## The exercise
Extract the text of every entry below exactly; leave images out.

-- Start Dataset excerpts --

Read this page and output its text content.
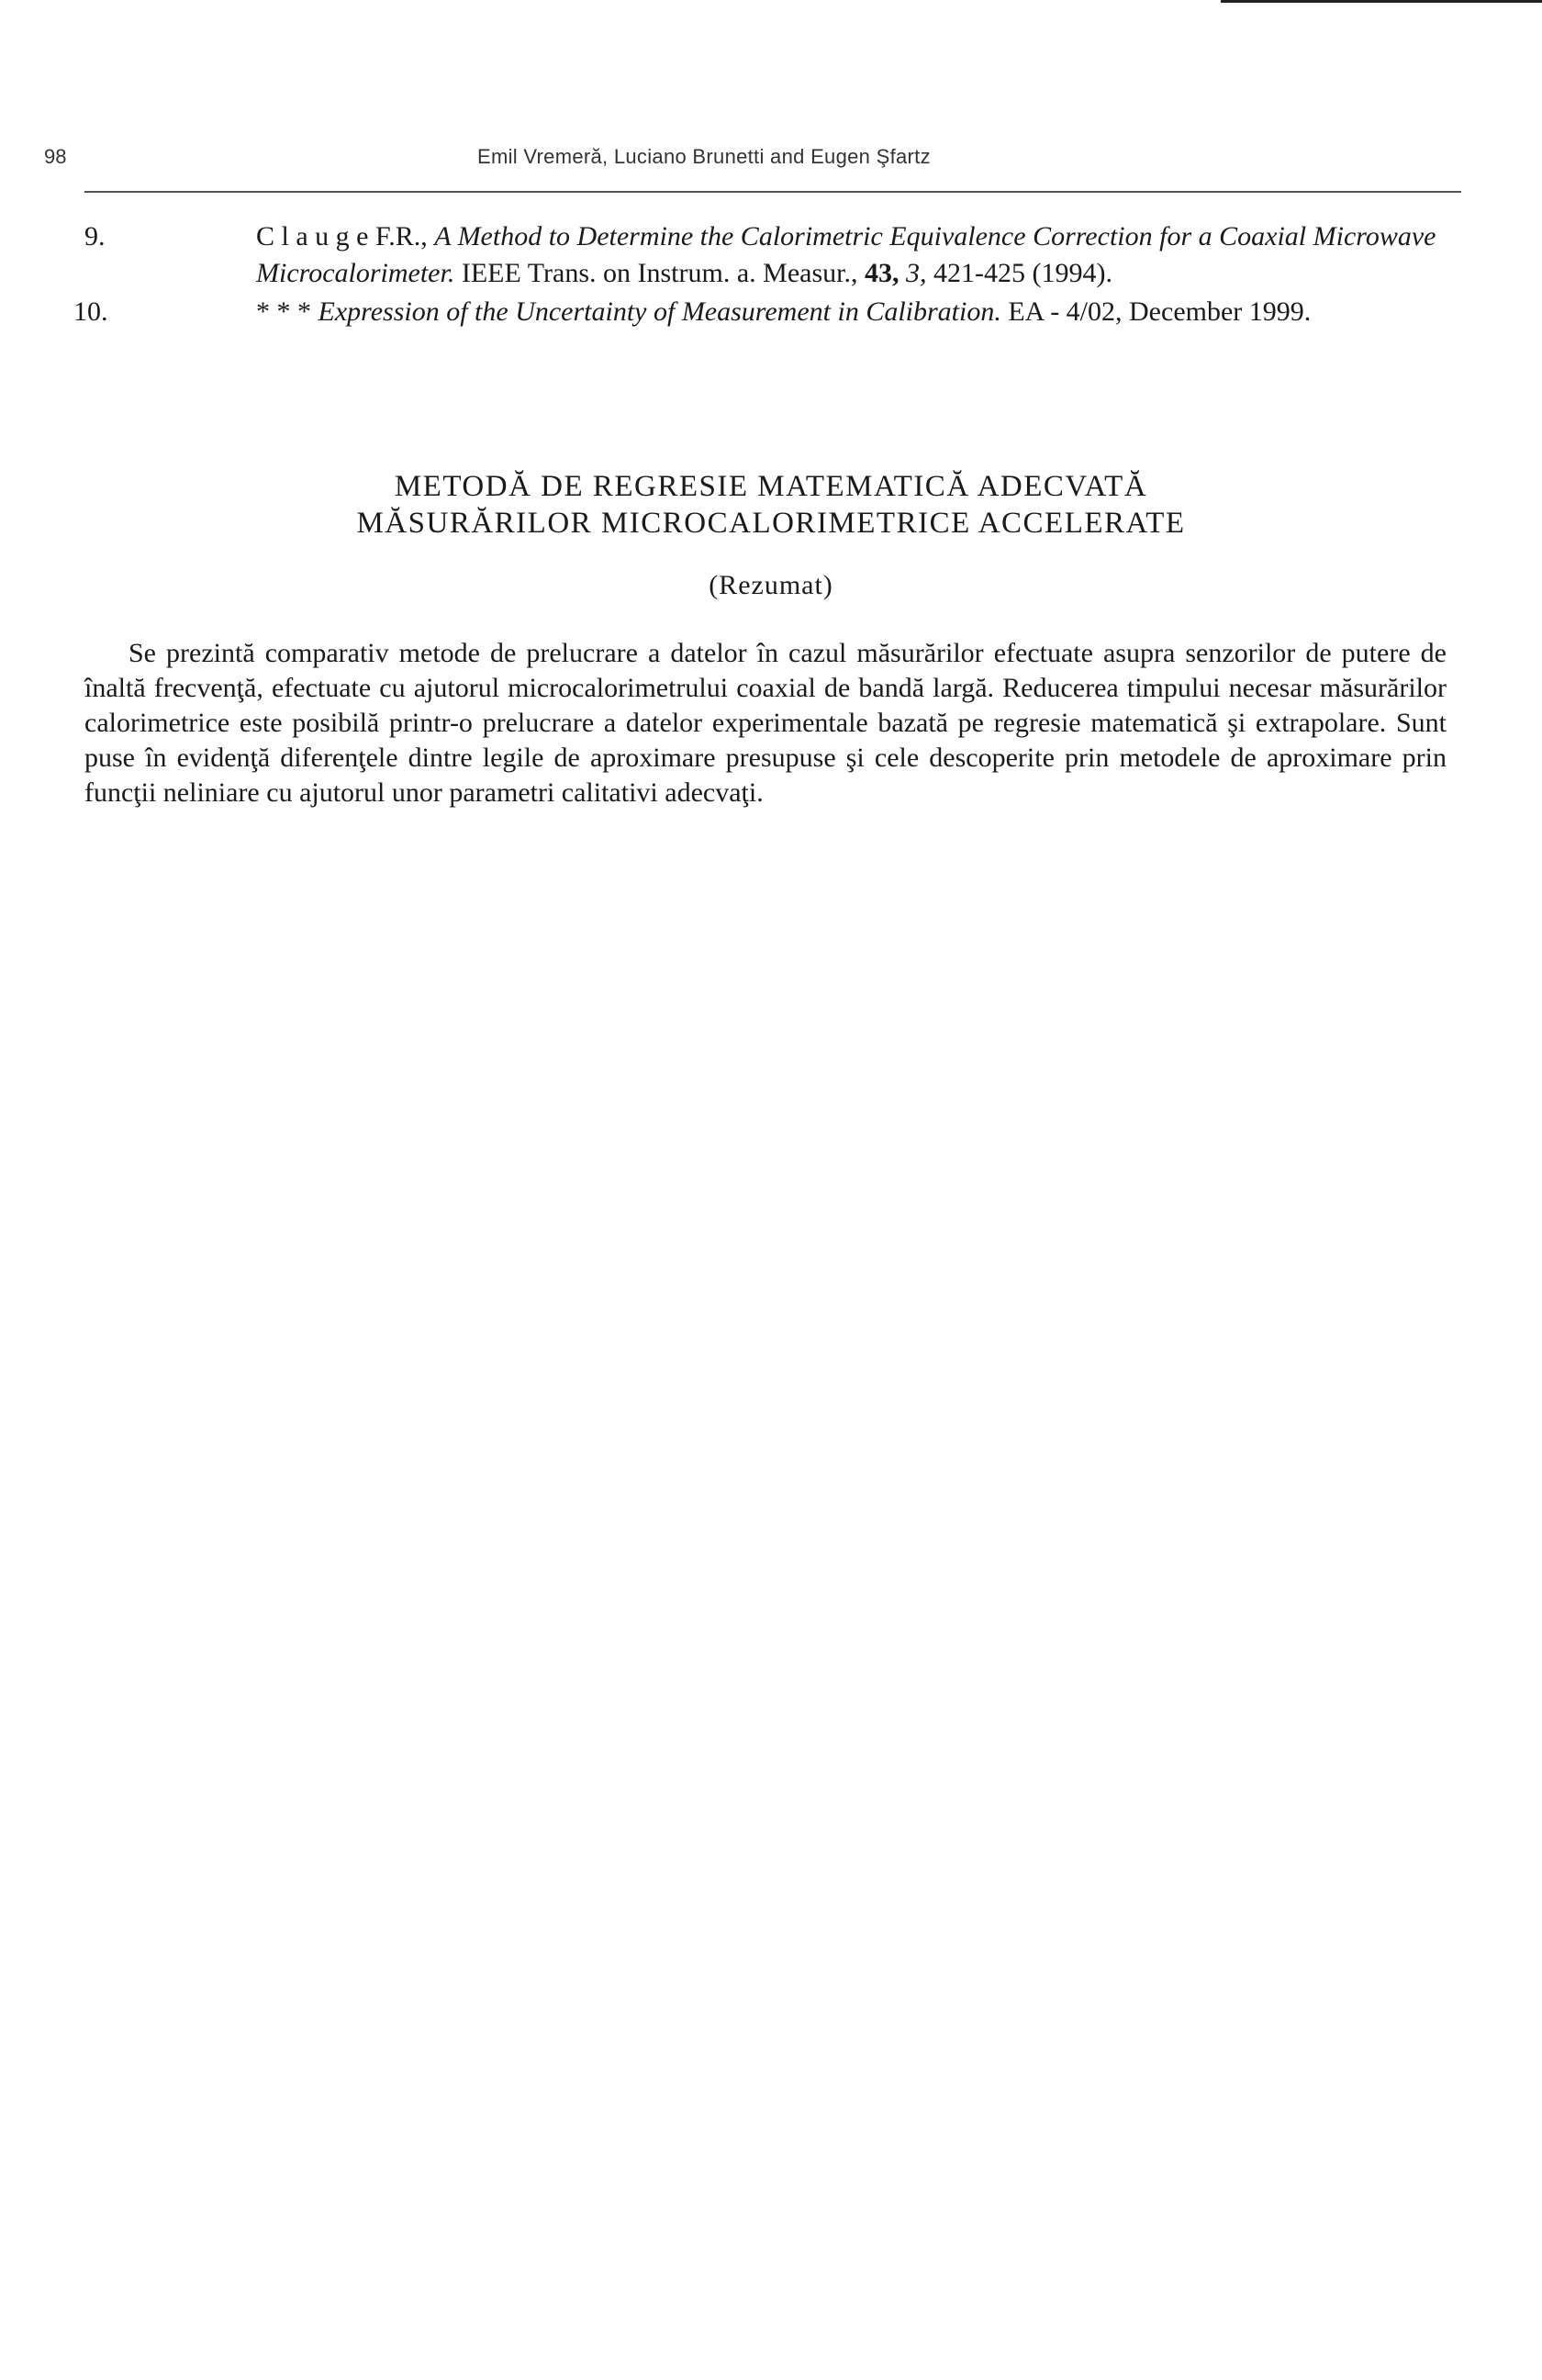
98	Emil Vremeră, Luciano Brunetti and Eugen Şfartz
9.	C l a u g e F.R., A Method to Determine the Calorimetric Equivalence Correction for a Coaxial Microwave Microcalorimeter. IEEE Trans. on Instrum. a. Measur., 43, 3, 421-425 (1994).
10.	* * * Expression of the Uncertainty of Measurement in Calibration. EA - 4/02, December 1999.
METODĂ DE REGRESIE MATEMATICĂ ADECVATĂ
MĂSURĂRILOR MICROCALORIMETRICE ACCELERATE
(Rezumat)

Se prezintă comparativ metode de prelucrare a datelor în cazul măsurărilor efectuate asupra senzorilor de putere de înaltă frecvenţă, efectuate cu ajutorul microcalorimetrului coaxial de bandă largă. Reducerea timpului necesar măsurărilor calorimetrice este posibilă printr-o prelucrare a datelor experimentale bazată pe regresie matematică şi extrapolare. Sunt puse în evidenţă diferenţele dintre legile de aproximare presupuse şi cele descoperite prin metodele de aproximare prin funcţii neliniare cu ajutorul unor parametri calitativi adecvaţi.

-- End Dataset excerpts --

## Response to the exercise
Read this page and output its text content.
98	Emil Vremeră, Luciano Brunetti and Eugen Şfartz
9.	C l a u g e F.R., A Method to Determine the Calorimetric Equivalence Correction for a Coaxial Microwave Microcalorimeter. IEEE Trans. on Instrum. a. Measur., 43, 3, 421-425 (1994).
10.	* * * Expression of the Uncertainty of Measurement in Calibration. EA - 4/02, December 1999.
METODĂ DE REGRESIE MATEMATICĂ ADECVATĂ
MĂSURĂRILOR MICROCALORIMETRICE ACCELERATE
(Rezumat)

Se prezintă comparativ metode de prelucrare a datelor în cazul măsurărilor efectuate asupra senzorilor de putere de înaltă frecvenţă, efectuate cu ajutorul microcalorimetrului coaxial de bandă largă. Reducerea timpului necesar măsurărilor calorimetrice este posibilă printr-o prelucrare a datelor experimentale bazată pe regresie matematică şi extrapolare. Sunt puse în evidenţă diferenţele dintre legile de aproximare presupuse şi cele descoperite prin metodele de aproximare prin funcţii neliniare cu ajutorul unor parametri calitativi adecvaţi.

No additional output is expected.